▶ [Source]:
Many people have the miss conception that if the bolt isn't a tight fit to the inside of the bushing that you can get movement or compliance. Well this is sure true if the clamp load isn't high enough, which would allow the arm to be pushed/pulled in the pocket from the driving forces. But that is not how these were design to operate. How this is supposed to work is when the bolt is torqued to the specified torque, it produces enough clamp load on the bearing surface of the bushing that the forces in the suspension will not be able to overcome the friction between the two faces. This means that if you can safely get the same amount of clamp from an M12 as what is required for an M14, then the M12 can be used without worry and everything would operate just the same! If you are familiar with eccentric bolts for suspension alignment, then you know this is how these work. Lets say a control arm has a bushing that uses an M14 bolt. An eccentric has a lobe on it that is the size of the M14, then they have to downsize the threads to allow the bolt to rotate to get an alignment change. Typically they are one size smaller, so an M14 eccentric will have M12 threads. This down sizing often means that the eccentric bolts need to be increased in grade (such as from 10.9 -> 12.9) to be able to achieve equivalent clamp loads.
SPC EZ cam Eccentric Bolts
(http://www.spcalignment.com/partimages/81270.jpg)

To the end user, clamp load is the by-product of the given torque value. For a bolt, the higher the torque value the higher the clamp load produced, until the yield point of the bolt is reached. So when manufacturer gives a specific torque spec, they are actually assuming they will get a given clamp load output. This torque to clamp load number is determined through testing the bolt on a load cell with a calibrated torque wrench.

▶ [Goals]:
**1)** Copy the lines of the records without changes, starting at the line that contains "header-year-2003: Năm 2003: [413, 324, 499, 429]" and ending after the line that contains "cell-2004: 3.540.630: [499, 565, 581, 598]".
**2)** Carry on the text about bolt torque and clamp load, starting after its last sentence.
The text and the records were taken from unrelated sources.

▶ [Extracted records]:
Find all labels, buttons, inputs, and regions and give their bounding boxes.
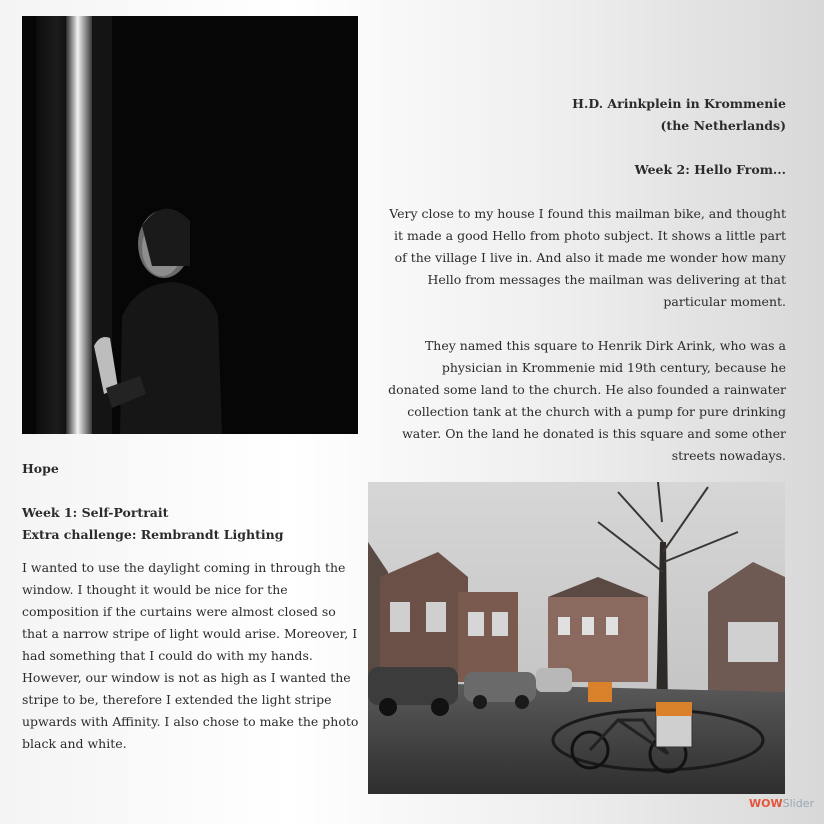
watermark-slider: Slider [782,797,814,810]
location-line-1: H.D. Arinkplein in Krommenie [572,96,786,111]
location-line-2: (the Netherlands) [660,118,786,133]
self-portrait-photo [22,16,358,434]
self-portrait-paragraph: I wanted to use the daylight coming in through the window. I thought it would be nice for the composition if the curtains were almost closed so that a narrow stripe of light would arise. Moreover, I had something that I could do with my hands. However, our window is not as high as I wanted the stripe to be, therefore I extended the light stripe upwards with Affinity. I also chose to make the photo black and white. [22,560,359,751]
self-portrait-text-block [22,458,360,755]
week-2-heading: Week 2: Hello From... [634,162,786,177]
extra-challenge-heading: Extra challenge: Rembrandt Lighting [22,527,284,542]
self-portrait-image [22,16,358,434]
hello-from-text-block [388,93,786,467]
week-1-heading: Week 1: Self-Portrait [22,505,169,520]
hello-from-paragraph-2: They named this square to Henrik Dirk Arink, who was a physician in Krommenie mid 19th century, because he donated some land to the church. He also founded a rainwater collection tank at the church with a pump for pure drinking water. On the land he donated is this square and some other streets nowadays. [388,338,786,463]
mailman-bike-photo [368,482,785,794]
wowslider-watermark[interactable] [749,797,814,810]
hello-from-paragraph-1: Very close to my house I found this mailman bike, and thought it made a good Hello from photo subject. It shows a little part of the village I live in. And also it made me wonder how many Hello from messages the mailman was delivering at that particular moment. [389,206,786,309]
mailman-bike-image [368,482,785,794]
watermark-wow: WOW [749,797,783,810]
hope-title: Hope [22,461,59,476]
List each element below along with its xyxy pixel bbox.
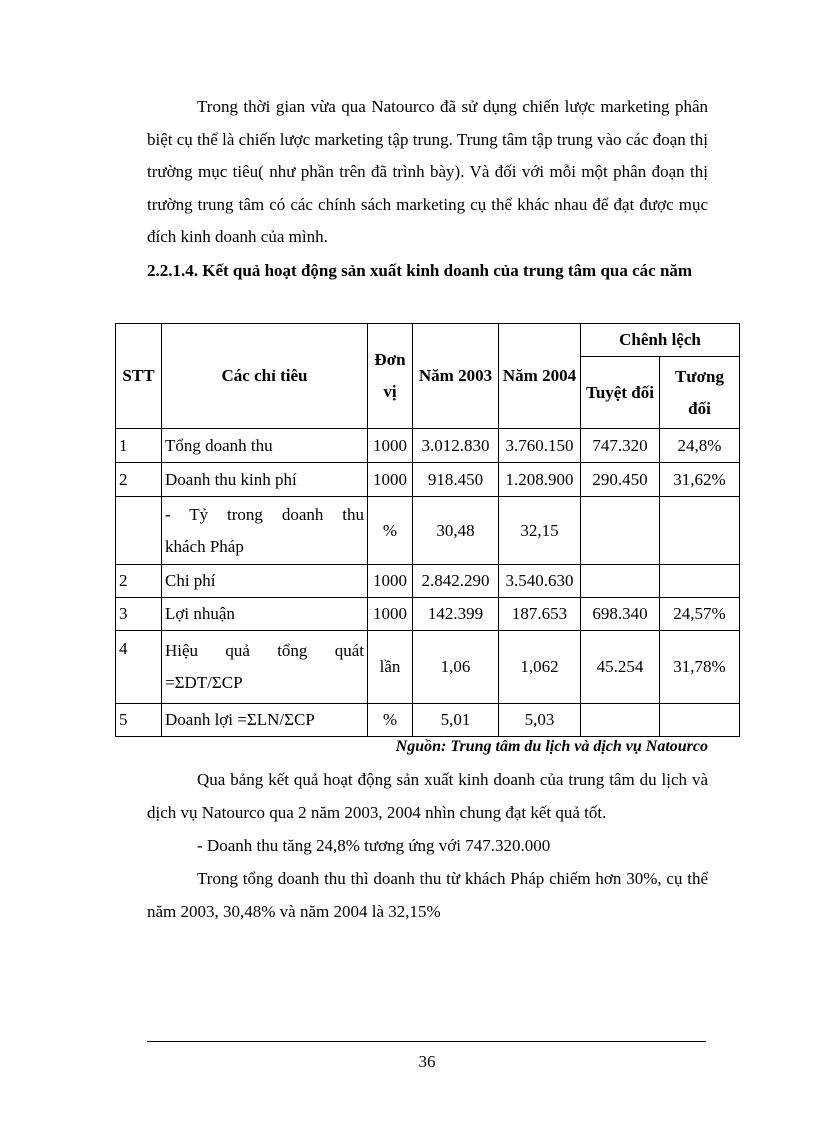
header-year-2003: Năm 2003: [413, 324, 499, 429]
cell-indicator-line1: - Tỷ trong doanh thu: [165, 504, 364, 524]
cell-absolute: 698.340: [581, 598, 660, 631]
cell-2003: 2.842.290: [413, 565, 499, 598]
cell-relative: [660, 565, 740, 598]
cell-indicator: Chi phí: [162, 565, 368, 598]
cell-stt: 4: [116, 631, 162, 704]
cell-stt: 3: [116, 598, 162, 631]
cell-2004: 5,03: [499, 704, 581, 737]
cell-indicator-line2: =ΣDT/ΣCP: [165, 673, 243, 692]
cell-relative: 31,78%: [660, 631, 740, 704]
cell-indicator-line1: Hiệu quả tổng quát: [165, 641, 364, 660]
cell-2003: 30,48: [413, 497, 499, 565]
table-row: [116, 497, 740, 565]
bullet-paragraph: - Doanh thu tăng 24,8% tương ứng với 747.320.000: [197, 836, 551, 855]
cell-relative: 24,8%: [660, 429, 740, 463]
cell-unit: lần: [368, 631, 413, 704]
intro-paragraph: Trong thời gian vừa qua Natourco đã sử dụng chiến lược marketing phân biệt cụ thể là chiến lược marketing tập trung. Trung tâm tập trung vào các đoạn thị trường mục tiêu( như phần trên đã trình bày). Và đối với mỗi một phân đoạn thị trường trung tâm có các chính sách marketing cụ thể khác nhau để đạt được mục đích kinh doanh của mình.: [147, 97, 708, 246]
header-unit: Đơn vị: [368, 324, 413, 429]
header-indicator: Các chỉ tiêu: [162, 324, 368, 429]
cell-2003: 142.399: [413, 598, 499, 631]
cell-2004: 187.653: [499, 598, 581, 631]
cell-2004: 1.208.900: [499, 463, 581, 497]
cell-unit: 1000: [368, 429, 413, 463]
header-relative: Tương đối: [660, 357, 740, 429]
footer-divider: [147, 1041, 706, 1042]
header-stt: STT: [116, 324, 162, 429]
table-row: [116, 631, 740, 704]
cell-2003: 1,06: [413, 631, 499, 704]
closing-paragraph: Trong tổng doanh thu thì doanh thu từ khách Pháp chiếm hơn 30%, cụ thể năm 2003, 30,48% và năm 2004 là 32,15%: [147, 869, 708, 921]
cell-unit: %: [368, 704, 413, 737]
results-table: [115, 323, 740, 737]
cell-indicator: Lợi nhuận: [162, 598, 368, 631]
cell-2003: 5,01: [413, 704, 499, 737]
cell-indicator: [162, 631, 368, 704]
header-absolute: Tuyệt đối: [581, 357, 660, 429]
cell-relative: [660, 704, 740, 737]
cell-2004: 3.540.630: [499, 565, 581, 598]
cell-2004: 1,062: [499, 631, 581, 704]
cell-stt: 5: [116, 704, 162, 737]
cell-absolute: [581, 565, 660, 598]
cell-relative: 24,57%: [660, 598, 740, 631]
cell-indicator: Tổng doanh thu: [162, 429, 368, 463]
table-source: Nguồn: Trung tâm du lịch và dịch vụ Natourco: [395, 738, 708, 755]
cell-indicator: [162, 497, 368, 565]
cell-2003: 3.012.830: [413, 429, 499, 463]
cell-stt: 1: [116, 429, 162, 463]
cell-absolute: [581, 704, 660, 737]
table-row: [116, 598, 740, 631]
cell-absolute: 747.320: [581, 429, 660, 463]
cell-unit: 1000: [368, 565, 413, 598]
table-header-row: [116, 324, 740, 357]
table-row: [116, 704, 740, 737]
cell-2003: 918.450: [413, 463, 499, 497]
cell-absolute: [581, 497, 660, 565]
cell-unit: 1000: [368, 463, 413, 497]
cell-indicator-line2: khách Pháp: [165, 536, 244, 556]
cell-stt: [116, 497, 162, 565]
cell-relative: [660, 497, 740, 565]
cell-stt: 2: [116, 565, 162, 598]
cell-indicator: Doanh lợi =ΣLN/ΣCP: [162, 704, 368, 737]
cell-relative: 31,62%: [660, 463, 740, 497]
table-row: [116, 429, 740, 463]
cell-unit: 1000: [368, 598, 413, 631]
section-heading: 2.2.1.4. Kết quả hoạt động sản xuất kinh doanh của trung tâm qua các năm: [147, 261, 693, 280]
page-number: 36: [418, 1052, 436, 1071]
header-difference: Chênh lệch: [581, 324, 740, 357]
summary-paragraph: Qua bảng kết quả hoạt động sản xuất kinh doanh của trung tâm du lịch và dịch vụ Natourco qua 2 năm 2003, 2004 nhìn chung đạt kết quả tốt.: [147, 770, 708, 822]
table-row: [116, 463, 740, 497]
cell-indicator: Doanh thu kinh phí: [162, 463, 368, 497]
header-year-2004: Năm 2004: [499, 324, 581, 429]
cell-absolute: 45.254: [581, 631, 660, 704]
cell-2004: 32,15: [499, 497, 581, 565]
cell-stt: 2: [116, 463, 162, 497]
table-row: [116, 565, 740, 598]
cell-2004: 3.760.150: [499, 429, 581, 463]
cell-unit: %: [368, 497, 413, 565]
cell-absolute: 290.450: [581, 463, 660, 497]
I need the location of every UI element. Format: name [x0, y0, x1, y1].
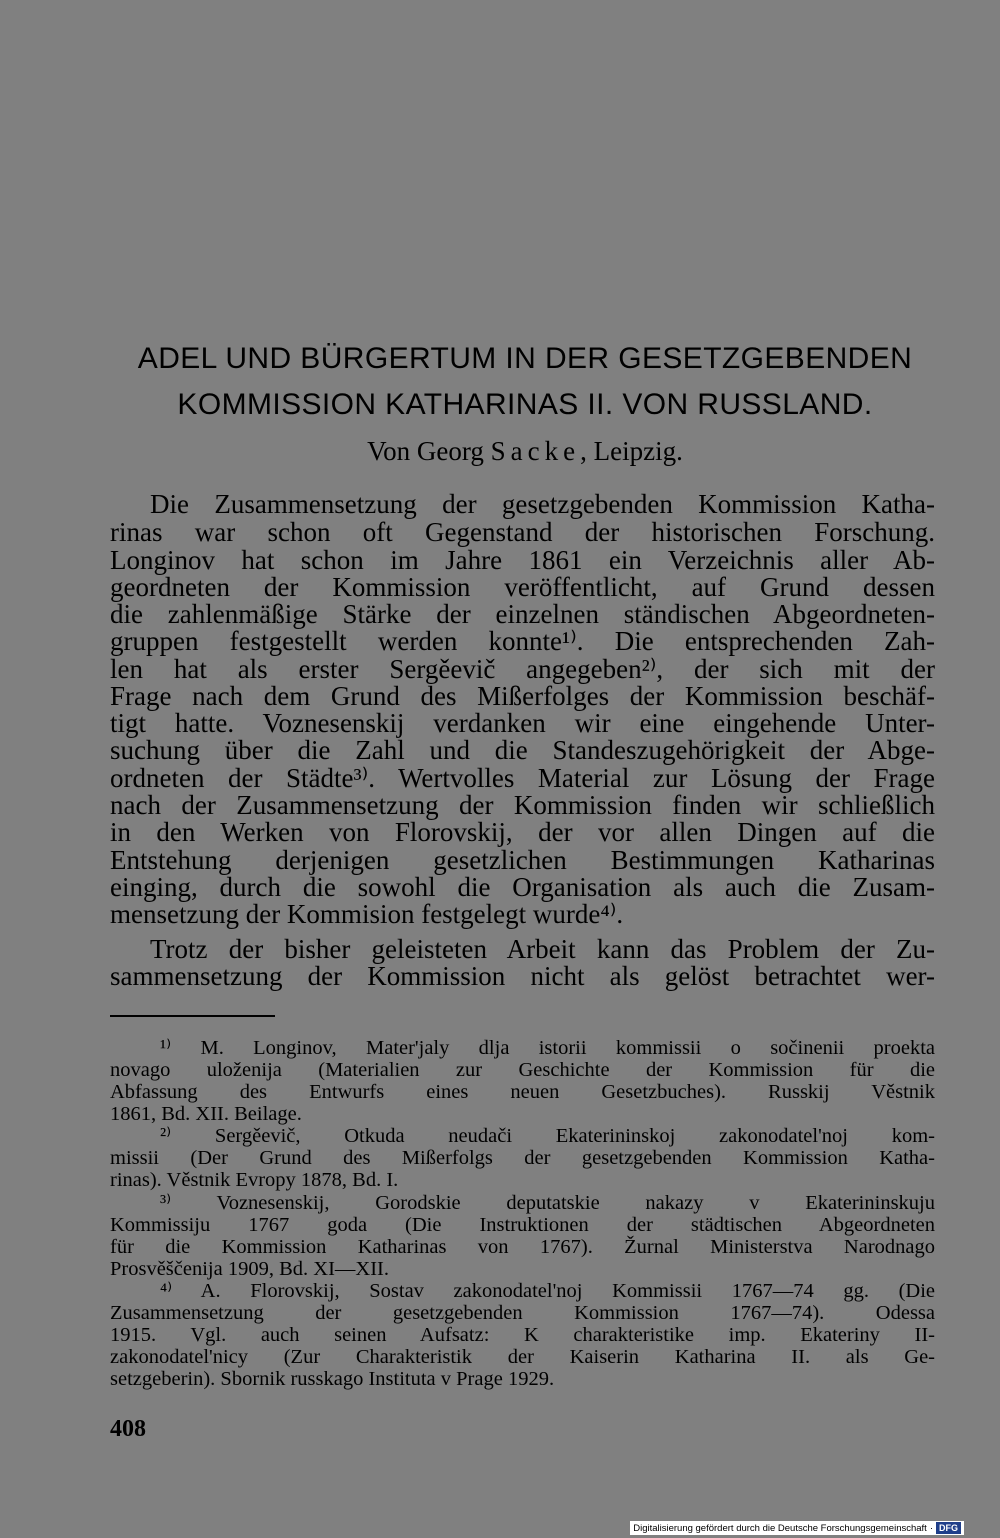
article-title-line-2: KOMMISSION KATHARINAS II. VON RUSSLAND.	[177, 388, 873, 421]
body-line: gruppen festgestellt werden konnte¹⁾. Die entsprechenden Zah-	[110, 626, 935, 656]
body-line: Trotz der bisher geleisteten Arbeit kann das Problem der Zu-	[150, 934, 935, 964]
body-line: Entstehung derjenigen gesetzlichen Bestimmungen Katharinas	[110, 845, 935, 875]
byline-author: Sacke	[490, 436, 581, 466]
footnote-line: 1861, Bd. XII. Beilage.	[110, 1103, 302, 1125]
body-line: Longinov hat schon im Jahre 1861 ein Verzeichnis aller Ab-	[110, 545, 935, 575]
credit-separator: ·	[929, 1522, 933, 1534]
body-line: mensetzung der Kommision festgelegt wurde⁴⁾.	[110, 899, 624, 929]
footnote-separator	[110, 1015, 275, 1017]
footnote-line: ³⁾ Voznesenskij, Gorodskie deputatskie nakazy v Ekaterininskuju	[160, 1192, 935, 1214]
body-line: rinas war schon oft Gegenstand der historischen Forschung.	[110, 517, 935, 547]
body-line: die zahlenmäßige Stärke der einzelnen ständischen Abgeordneten-	[110, 599, 935, 629]
byline-prefix: Von Georg	[367, 436, 491, 466]
footnote-line: ¹⁾ M. Longinov, Mater'jaly dlja istorii kommissii o sočinenii proekta	[160, 1037, 935, 1059]
body-line: nach der Zusammensetzung der Kommission finden wir schließlich	[110, 790, 935, 820]
footnote-line: 1915. Vgl. auch seinen Aufsatz: K charakteristike imp. Ekateriny II-	[110, 1324, 935, 1346]
credit-text: Digitalisierung gefördert durch die Deutsche Forschungsgemeinschaft	[633, 1522, 927, 1534]
body-line: in den Werken von Florovskij, der vor allen Dingen auf die	[110, 817, 935, 847]
body-line: Die Zusammensetzung der gesetzgebenden Kommission Katha-	[150, 489, 935, 519]
footnote-line: zakonodatel'nicy (Zur Charakteristik der Kaiserin Katharina II. als Ge-	[110, 1346, 935, 1368]
dfg-logo: DFG	[936, 1522, 961, 1534]
footnote-line: ⁴⁾ A. Florovskij, Sostav zakonodatel'noj Kommissii 1767—74 gg. (Die	[160, 1280, 935, 1302]
body-line: tigt hatte. Voznesenskij verdanken wir eine eingehende Unter-	[110, 708, 935, 738]
footnote-line: für die Kommission Katharinas von 1767). Žurnal Ministerstva Narodnago	[110, 1236, 935, 1258]
footnote-line: Abfassung des Entwurfs eines neuen Gesetzbuches). Russkij Věstnik	[110, 1081, 935, 1103]
body-line: Frage nach dem Grund des Mißerfolges der Kommission beschäf-	[110, 681, 935, 711]
byline-suffix: , Leipzig.	[580, 436, 683, 466]
body-line: ordneten der Städte³⁾. Wertvolles Material zur Lösung der Frage	[110, 763, 935, 793]
body-line: einging, durch die sowohl die Organisation als auch die Zusam-	[110, 872, 935, 902]
page-number: 408	[110, 1416, 146, 1442]
digitization-credit	[630, 1521, 964, 1535]
footnote-line: Prosvěščenija 1909, Bd. XI—XII.	[110, 1258, 389, 1280]
footnote-line: rinas). Věstnik Evropy 1878, Bd. I.	[110, 1169, 399, 1191]
footnote-line: novago uloženija (Materialien zur Geschichte der Kommission für die	[110, 1059, 935, 1081]
article-title-line-1: ADEL UND BÜRGERTUM IN DER GESETZGEBENDEN	[137, 342, 913, 375]
body-line: suchung über die Zahl und die Standeszugehörigkeit der Abge-	[110, 735, 935, 765]
footnote-line: missii (Der Grund des Mißerfolgs der gesetzgebenden Kommission Katha-	[110, 1147, 935, 1169]
author-byline	[100, 436, 950, 467]
body-line: geordneten der Kommission veröffentlicht, auf Grund dessen	[110, 572, 935, 602]
footnote-line: ²⁾ Sergěevič, Otkuda neudači Ekaterininskoj zakonodatel'noj kom-	[160, 1125, 935, 1147]
footnote-line: setzgeberin). Sbornik russkago Instituta v Prage 1929.	[110, 1368, 555, 1390]
footnote-line: Kommissiju 1767 goda (Die Instruktionen der städtischen Abgeordneten	[110, 1214, 935, 1236]
body-line: sammensetzung der Kommission nicht als gelöst betrachtet wer-	[110, 961, 935, 991]
footnote-line: Zusammensetzung der gesetzgebenden Kommission 1767—74). Odessa	[110, 1302, 935, 1324]
body-line: len hat als erster Sergěevič angegeben²⁾, der sich mit der	[110, 654, 935, 684]
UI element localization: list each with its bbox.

▶ [Exercise answers]:
**1)**
header-year-2003: Năm 2003: [413, 324, 499, 429]
cell-indicator-line1: - Tỷ trong doanh thu: [165, 504, 364, 524]
cell-absolute: 698.340: [581, 598, 660, 631]
cell-2003: 2.842.290: [413, 565, 499, 598]
cell-relative: [660, 565, 740, 598]
cell-indicator: Chi phí: [162, 565, 368, 598]
cell-stt: 4: [116, 631, 162, 704]
cell-stt: 3: [116, 598, 162, 631]
cell-2004: 5,03: [499, 704, 581, 737]
cell-indicator-line2: =ΣDT/ΣCP: [165, 673, 243, 692]
cell-relative: 31,78%: [660, 631, 740, 704]
cell-indicator-line1: Hiệu quả tổng quát: [165, 641, 364, 660]
cell-2003: 30,48: [413, 497, 499, 565]
table-row: [116, 497, 740, 565]
bullet-paragraph: - Doanh thu tăng 24,8% tương ứng với 747.320.000: [197, 836, 551, 855]
cell-relative: 24,8%: [660, 429, 740, 463]
cell-unit: lần: [368, 631, 413, 704]
intro-paragraph: Trong thời gian vừa qua Natourco đã sử dụng chiến lược marketing phân biệt cụ thể là chiến lược marketing tập trung. Trung tâm tập trung vào các đoạn thị trường mục tiêu( như phần trên đã trình bày). Và đối với mỗi một phân đoạn thị trường trung tâm có các chính sách marketing cụ thể khác nhau để đạt được mục đích kinh doanh của mình.: [147, 97, 708, 246]
header-unit: Đơn vị: [368, 324, 413, 429]
header-indicator: Các chỉ tiêu: [162, 324, 368, 429]
cell-2003: 142.399: [413, 598, 499, 631]
cell-2004: 187.653: [499, 598, 581, 631]
cell-2004: 1.208.900: [499, 463, 581, 497]
cell-unit: 1000: [368, 429, 413, 463]
header-relative: Tương đối: [660, 357, 740, 429]
footer-divider: [147, 1041, 706, 1042]
header-stt: STT: [116, 324, 162, 429]
table-row: [116, 631, 740, 704]
cell-2003: 1,06: [413, 631, 499, 704]
closing-paragraph: Trong tổng doanh thu thì doanh thu từ khách Pháp chiếm hơn 30%, cụ thể năm 2003, 30,48% và năm 2004 là 32,15%: [147, 869, 708, 921]
cell-unit: %: [368, 704, 413, 737]
results-table: [115, 323, 740, 737]
cell-indicator: Lợi nhuận: [162, 598, 368, 631]
cell-2003: 5,01: [413, 704, 499, 737]
cell-indicator: [162, 631, 368, 704]
header-absolute: Tuyệt đối: [581, 357, 660, 429]
cell-relative: [660, 704, 740, 737]
cell-2004: 3.540.630: [499, 565, 581, 598]

**2)**
One thing that should be noted is that equivalent bolts will fail at the same total amount of clamp load whether or not they are at the same torque. Lets say there is a bolt that fails at 30,000 lbf of tension. One bolt is coated in a low friction coating and one in a high friction coating. Both bolts are still going to fail when they reach 30,000 lbf of tension, but the low friction coating will reach that amount of clamp at 100 lb-ft while the high friction one will take 200 lb-ft.

What Affects Friction

Anything that can change the friction will affect the amount of clamp load that can be obtained for a given torque. While people often think that it is the friction in the threads that plays the largest role, it is actually the friction between the bearing surface of the nut (or bolt, depending on which you are spinning) and whatever surface it is being clamped against that causes the most drag. Typically a large bolt that needs to reach a high clamp load has certain measures to lower the friction on these surfaces so you can reach the desired clamp load more easily.

Every different coating has a different coefficient of friction which can make reaching your desired clamp easier or harder. The coating can be one of the main contributors to this. You will see that most of the bolts on a modern car use a zinc flake coating, such as Geomet. There are several different variations of this coating even some that have special additives to help make the coating as slick as possible so you can reach really high clamp loads without having to need a torque wrench that goes up to 600 lb-ft (yes I have one this large at work, it is huge).

The other factor that I have seen that plays a large roll is the bolt/nut grade. The higher the grade of bolt, the harder it is. The added hardness helps keep the friction down on the mating surfaces.

Lubricating the threads can also be very effective depending on what you are using for lubrication. ARP bolts come with a pouch of a very specific lubrication that is supposed to be coated over the threads and on the bearing surface of the bolt. They do this to help lower the required torque and to get more consistent clamp loads without necessarily having to go to a torque to yield bolt.

A direct quote from the ARP website -
"We recommend using ARP Ultra-Torque lube to ensure an even, accurate clamp load and to prevent thread galling. This is particularly important for stainless steel fasteners. The lube should be used under the head of the bolt or the bearing surface of the nut and on the threads, unless a thread sealer is used."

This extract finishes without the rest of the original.